--- BEGIN DATASET EXCERPTS ---

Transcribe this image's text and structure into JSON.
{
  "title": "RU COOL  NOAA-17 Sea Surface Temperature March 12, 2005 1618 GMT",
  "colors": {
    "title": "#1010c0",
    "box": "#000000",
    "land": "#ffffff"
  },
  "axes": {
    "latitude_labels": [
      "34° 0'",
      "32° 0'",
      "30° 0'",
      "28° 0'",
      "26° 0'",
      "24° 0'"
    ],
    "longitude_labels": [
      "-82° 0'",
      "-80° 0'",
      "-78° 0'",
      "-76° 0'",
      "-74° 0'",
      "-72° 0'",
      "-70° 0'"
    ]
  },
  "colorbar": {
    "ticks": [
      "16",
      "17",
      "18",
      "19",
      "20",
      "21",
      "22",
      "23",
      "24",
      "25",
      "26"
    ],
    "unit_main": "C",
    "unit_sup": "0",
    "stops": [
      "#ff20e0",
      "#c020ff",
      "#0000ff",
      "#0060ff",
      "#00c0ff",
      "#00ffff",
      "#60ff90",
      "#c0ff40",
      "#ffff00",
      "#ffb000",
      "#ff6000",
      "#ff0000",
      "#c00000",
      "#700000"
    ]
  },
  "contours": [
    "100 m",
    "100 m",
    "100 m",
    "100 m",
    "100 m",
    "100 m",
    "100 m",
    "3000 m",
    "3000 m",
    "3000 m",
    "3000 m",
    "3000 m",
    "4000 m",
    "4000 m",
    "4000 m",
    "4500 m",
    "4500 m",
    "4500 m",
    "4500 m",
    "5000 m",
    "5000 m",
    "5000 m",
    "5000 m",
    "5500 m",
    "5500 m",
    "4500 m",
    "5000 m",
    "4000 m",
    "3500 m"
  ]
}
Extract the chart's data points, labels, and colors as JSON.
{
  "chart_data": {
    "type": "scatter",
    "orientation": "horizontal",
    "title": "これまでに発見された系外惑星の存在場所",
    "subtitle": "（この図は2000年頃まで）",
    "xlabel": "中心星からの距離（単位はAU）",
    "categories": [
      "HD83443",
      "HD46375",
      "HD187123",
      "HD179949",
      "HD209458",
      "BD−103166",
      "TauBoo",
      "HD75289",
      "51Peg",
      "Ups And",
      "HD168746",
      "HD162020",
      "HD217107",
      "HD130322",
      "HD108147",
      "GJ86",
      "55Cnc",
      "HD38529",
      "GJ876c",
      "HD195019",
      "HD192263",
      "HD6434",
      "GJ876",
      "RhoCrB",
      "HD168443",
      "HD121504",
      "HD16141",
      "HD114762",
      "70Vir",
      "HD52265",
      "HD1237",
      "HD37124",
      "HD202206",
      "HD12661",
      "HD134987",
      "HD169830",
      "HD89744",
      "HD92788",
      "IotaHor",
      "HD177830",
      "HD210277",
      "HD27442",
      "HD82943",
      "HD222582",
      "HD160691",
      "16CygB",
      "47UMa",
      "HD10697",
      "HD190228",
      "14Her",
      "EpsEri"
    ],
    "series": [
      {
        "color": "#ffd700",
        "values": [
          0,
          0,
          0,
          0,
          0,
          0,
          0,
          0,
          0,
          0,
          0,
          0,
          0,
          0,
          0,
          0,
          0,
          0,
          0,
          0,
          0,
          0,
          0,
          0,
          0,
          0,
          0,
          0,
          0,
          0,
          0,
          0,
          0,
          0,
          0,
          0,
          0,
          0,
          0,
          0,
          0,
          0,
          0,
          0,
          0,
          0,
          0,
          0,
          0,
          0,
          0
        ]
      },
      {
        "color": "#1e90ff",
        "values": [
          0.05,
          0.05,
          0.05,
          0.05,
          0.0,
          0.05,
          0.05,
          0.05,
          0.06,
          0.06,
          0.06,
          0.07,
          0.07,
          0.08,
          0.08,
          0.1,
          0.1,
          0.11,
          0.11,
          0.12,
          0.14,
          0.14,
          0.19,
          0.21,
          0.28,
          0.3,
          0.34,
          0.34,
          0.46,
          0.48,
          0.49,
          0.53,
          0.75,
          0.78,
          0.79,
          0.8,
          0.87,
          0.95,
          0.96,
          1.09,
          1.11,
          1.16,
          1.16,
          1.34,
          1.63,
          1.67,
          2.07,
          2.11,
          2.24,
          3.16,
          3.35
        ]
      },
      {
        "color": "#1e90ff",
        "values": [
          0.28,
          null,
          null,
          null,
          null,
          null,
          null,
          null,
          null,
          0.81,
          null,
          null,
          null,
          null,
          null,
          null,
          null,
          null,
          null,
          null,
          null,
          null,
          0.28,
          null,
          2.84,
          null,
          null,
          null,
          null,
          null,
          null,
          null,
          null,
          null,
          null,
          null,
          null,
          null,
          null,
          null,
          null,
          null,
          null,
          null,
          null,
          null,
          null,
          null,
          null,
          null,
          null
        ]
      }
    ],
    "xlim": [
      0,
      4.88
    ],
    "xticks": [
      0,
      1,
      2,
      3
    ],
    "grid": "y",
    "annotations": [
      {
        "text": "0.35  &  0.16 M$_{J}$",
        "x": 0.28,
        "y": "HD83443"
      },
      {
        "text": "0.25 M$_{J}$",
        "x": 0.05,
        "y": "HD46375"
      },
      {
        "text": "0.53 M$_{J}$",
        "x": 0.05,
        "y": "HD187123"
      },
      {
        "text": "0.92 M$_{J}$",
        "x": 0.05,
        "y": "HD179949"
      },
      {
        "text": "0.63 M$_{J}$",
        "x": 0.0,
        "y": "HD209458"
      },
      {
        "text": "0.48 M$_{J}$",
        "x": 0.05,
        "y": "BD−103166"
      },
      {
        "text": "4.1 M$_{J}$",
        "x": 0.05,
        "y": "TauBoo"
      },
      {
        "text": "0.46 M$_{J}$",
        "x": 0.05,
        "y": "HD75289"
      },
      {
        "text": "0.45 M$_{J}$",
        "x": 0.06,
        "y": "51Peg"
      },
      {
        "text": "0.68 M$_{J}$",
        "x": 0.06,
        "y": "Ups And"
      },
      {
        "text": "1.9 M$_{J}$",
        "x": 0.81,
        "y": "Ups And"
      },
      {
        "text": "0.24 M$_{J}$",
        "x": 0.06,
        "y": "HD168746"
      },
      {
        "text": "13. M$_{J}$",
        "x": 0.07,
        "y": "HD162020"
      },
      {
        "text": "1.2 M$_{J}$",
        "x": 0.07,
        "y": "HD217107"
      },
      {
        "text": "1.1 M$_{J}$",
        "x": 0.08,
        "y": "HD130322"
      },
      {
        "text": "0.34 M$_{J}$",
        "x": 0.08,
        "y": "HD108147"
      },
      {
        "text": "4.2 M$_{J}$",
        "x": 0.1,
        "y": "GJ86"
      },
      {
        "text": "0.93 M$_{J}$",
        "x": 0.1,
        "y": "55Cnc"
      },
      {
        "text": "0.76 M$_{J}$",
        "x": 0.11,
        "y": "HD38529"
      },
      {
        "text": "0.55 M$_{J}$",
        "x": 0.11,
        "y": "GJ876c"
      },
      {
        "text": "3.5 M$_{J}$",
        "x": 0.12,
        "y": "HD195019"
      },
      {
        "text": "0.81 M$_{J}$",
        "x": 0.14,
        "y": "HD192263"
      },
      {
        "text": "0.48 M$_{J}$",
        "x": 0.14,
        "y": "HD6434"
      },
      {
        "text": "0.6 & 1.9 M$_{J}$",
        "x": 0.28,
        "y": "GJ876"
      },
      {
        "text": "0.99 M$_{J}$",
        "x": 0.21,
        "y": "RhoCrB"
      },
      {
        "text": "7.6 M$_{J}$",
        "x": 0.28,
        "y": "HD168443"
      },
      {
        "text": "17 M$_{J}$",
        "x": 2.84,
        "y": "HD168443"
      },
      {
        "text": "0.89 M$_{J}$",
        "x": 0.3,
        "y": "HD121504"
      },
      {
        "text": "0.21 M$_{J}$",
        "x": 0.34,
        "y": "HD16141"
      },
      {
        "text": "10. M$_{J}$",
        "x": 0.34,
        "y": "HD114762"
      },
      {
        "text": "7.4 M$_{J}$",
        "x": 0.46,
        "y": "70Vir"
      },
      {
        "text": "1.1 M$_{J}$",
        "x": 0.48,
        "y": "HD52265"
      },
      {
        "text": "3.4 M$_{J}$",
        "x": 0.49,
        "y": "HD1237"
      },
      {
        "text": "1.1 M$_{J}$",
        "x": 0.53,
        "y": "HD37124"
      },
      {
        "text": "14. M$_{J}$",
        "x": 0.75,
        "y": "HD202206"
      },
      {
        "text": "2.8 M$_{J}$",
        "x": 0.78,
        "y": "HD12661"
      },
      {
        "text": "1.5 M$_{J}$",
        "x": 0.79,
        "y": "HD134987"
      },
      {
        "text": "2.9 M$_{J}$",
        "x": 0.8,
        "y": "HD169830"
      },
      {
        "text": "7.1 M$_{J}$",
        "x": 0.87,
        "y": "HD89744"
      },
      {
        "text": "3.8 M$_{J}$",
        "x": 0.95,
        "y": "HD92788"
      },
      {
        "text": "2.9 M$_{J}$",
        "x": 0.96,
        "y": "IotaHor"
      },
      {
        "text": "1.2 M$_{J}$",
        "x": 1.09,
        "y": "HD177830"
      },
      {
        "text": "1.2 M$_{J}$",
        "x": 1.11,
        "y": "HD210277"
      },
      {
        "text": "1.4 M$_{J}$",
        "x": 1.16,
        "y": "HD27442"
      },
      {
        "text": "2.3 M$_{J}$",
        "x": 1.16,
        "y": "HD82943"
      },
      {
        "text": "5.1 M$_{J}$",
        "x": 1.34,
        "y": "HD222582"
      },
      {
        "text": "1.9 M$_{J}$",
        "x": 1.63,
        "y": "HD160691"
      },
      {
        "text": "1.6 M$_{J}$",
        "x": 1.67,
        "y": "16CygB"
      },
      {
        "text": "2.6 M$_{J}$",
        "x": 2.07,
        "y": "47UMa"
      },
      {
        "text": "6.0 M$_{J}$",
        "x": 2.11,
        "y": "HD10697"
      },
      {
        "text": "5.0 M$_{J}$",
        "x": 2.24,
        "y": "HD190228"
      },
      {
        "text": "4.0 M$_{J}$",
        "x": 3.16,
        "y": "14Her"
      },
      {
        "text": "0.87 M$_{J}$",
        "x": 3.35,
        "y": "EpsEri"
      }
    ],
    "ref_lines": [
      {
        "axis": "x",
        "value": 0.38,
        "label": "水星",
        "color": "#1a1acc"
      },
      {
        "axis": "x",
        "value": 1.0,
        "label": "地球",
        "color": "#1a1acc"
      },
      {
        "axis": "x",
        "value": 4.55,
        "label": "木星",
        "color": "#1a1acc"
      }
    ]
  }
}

--- END DATASET EXCERPTS ---

Search the listing for the string "JSON". Copy each line where it turns up.

Transcribe this image's text and structure into JSON.
Extract the chart's data points, labels, and colors as JSON.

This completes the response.